Objective | Return the records in full, exactly as given.

Entries shown |
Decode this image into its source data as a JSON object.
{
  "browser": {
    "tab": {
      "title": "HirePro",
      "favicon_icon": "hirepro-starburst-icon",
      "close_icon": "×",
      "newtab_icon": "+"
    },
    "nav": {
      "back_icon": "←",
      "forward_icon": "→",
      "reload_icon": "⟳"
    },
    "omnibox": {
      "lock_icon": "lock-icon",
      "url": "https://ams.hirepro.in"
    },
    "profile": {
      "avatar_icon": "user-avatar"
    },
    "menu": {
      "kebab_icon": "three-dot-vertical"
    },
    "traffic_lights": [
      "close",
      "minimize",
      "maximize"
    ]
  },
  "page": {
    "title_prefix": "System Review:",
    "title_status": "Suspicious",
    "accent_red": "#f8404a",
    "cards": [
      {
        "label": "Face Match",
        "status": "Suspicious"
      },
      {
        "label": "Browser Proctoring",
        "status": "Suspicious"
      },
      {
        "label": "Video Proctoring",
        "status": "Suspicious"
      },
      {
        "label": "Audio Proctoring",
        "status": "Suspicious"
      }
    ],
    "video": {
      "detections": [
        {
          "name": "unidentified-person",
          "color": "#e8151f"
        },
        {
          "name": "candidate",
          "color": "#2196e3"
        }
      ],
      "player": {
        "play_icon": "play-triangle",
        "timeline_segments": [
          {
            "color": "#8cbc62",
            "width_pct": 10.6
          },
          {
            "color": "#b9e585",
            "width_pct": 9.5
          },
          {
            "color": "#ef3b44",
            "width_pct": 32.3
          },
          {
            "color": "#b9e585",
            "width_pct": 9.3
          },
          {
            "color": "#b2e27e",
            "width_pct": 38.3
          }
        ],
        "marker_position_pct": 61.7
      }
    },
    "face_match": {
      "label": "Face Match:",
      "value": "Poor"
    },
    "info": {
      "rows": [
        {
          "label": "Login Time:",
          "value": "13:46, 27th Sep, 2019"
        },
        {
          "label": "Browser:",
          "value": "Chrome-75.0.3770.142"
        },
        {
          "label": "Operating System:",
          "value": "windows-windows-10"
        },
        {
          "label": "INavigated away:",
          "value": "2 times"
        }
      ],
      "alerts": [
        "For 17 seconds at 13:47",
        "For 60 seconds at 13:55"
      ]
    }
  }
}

Output of the exercise |
Decode this image into its source data as a JSON object.
{
  "browser": {
    "tab": {
      "title": "HirePro",
      "favicon_icon": "hirepro-starburst-icon",
      "close_icon": "×",
      "newtab_icon": "+"
    },
    "nav": {
      "back_icon": "←",
      "forward_icon": "→",
      "reload_icon": "⟳"
    },
    "omnibox": {
      "lock_icon": "lock-icon",
      "url": "https://ams.hirepro.in"
    },
    "profile": {
      "avatar_icon": "user-avatar"
    },
    "menu": {
      "kebab_icon": "three-dot-vertical"
    },
    "traffic_lights": [
      "close",
      "minimize",
      "maximize"
    ]
  },
  "page": {
    "title_prefix": "System Review:",
    "title_status": "Suspicious",
    "accent_red": "#f8404a",
    "cards": [
      {
        "label": "Face Match",
        "status": "Suspicious"
      },
      {
        "label": "Browser Proctoring",
        "status": "Suspicious"
      },
      {
        "label": "Video Proctoring",
        "status": "Suspicious"
      },
      {
        "label": "Audio Proctoring",
        "status": "Suspicious"
      }
    ],
    "video": {
      "detections": [
        {
          "name": "unidentified-person",
          "color": "#e8151f"
        },
        {
          "name": "candidate",
          "color": "#2196e3"
        }
      ],
      "player": {
        "play_icon": "play-triangle",
        "timeline_segments": [
          {
            "color": "#8cbc62",
            "width_pct": 10.6
          },
          {
            "color": "#b9e585",
            "width_pct": 9.5
          },
          {
            "color": "#ef3b44",
            "width_pct": 32.3
          },
          {
            "color": "#b9e585",
            "width_pct": 9.3
          },
          {
            "color": "#b2e27e",
            "width_pct": 38.3
          }
        ],
        "marker_position_pct": 61.7
      }
    },
    "face_match": {
      "label": "Face Match:",
      "value": "Poor"
    },
    "info": {
      "rows": [
        {
          "label": "Login Time:",
          "value": "13:46, 27th Sep, 2019"
        },
        {
          "label": "Browser:",
          "value": "Chrome-75.0.3770.142"
        },
        {
          "label": "Operating System:",
          "value": "windows-windows-10"
        },
        {
          "label": "INavigated away:",
          "value": "2 times"
        }
      ],
      "alerts": [
        "For 17 seconds at 13:47",
        "For 60 seconds at 13:55"
      ]
    }
  }
}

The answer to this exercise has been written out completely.